▼

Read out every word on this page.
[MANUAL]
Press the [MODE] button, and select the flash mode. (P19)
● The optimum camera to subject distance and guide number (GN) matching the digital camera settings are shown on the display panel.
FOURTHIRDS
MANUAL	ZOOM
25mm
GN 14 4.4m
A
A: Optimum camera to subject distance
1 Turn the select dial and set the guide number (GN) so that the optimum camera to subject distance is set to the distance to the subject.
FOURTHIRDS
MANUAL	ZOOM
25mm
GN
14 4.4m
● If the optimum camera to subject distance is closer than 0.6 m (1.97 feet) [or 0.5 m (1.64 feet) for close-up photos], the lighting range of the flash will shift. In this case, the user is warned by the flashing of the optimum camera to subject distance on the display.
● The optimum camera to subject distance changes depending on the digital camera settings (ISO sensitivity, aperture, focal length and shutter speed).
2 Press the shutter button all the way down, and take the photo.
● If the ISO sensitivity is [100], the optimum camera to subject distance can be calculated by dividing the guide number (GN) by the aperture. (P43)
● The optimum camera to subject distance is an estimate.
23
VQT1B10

▲

▶ Exercise requirements
Restate the data above word for word, please.

▶ Solution to the exercise
Read out every word on this page.
[MANUAL]
Press the [MODE] button, and select the flash mode. (P19)
● The optimum camera to subject distance and guide number (GN) matching the digital camera settings are shown on the display panel.
FOURTHIRDS
MANUAL	ZOOM
25mm
GN 14 4.4m
A
A: Optimum camera to subject distance
1 Turn the select dial and set the guide number (GN) so that the optimum camera to subject distance is set to the distance to the subject.
FOURTHIRDS
MANUAL	ZOOM
25mm
GN
14 4.4m
● If the optimum camera to subject distance is closer than 0.6 m (1.97 feet) [or 0.5 m (1.64 feet) for close-up photos], the lighting range of the flash will shift. In this case, the user is warned by the flashing of the optimum camera to subject distance on the display.
● The optimum camera to subject distance changes depending on the digital camera settings (ISO sensitivity, aperture, focal length and shutter speed).
2 Press the shutter button all the way down, and take the photo.
● If the ISO sensitivity is [100], the optimum camera to subject distance can be calculated by dividing the guide number (GN) by the aperture. (P43)
● The optimum camera to subject distance is an estimate.
23
VQT1B10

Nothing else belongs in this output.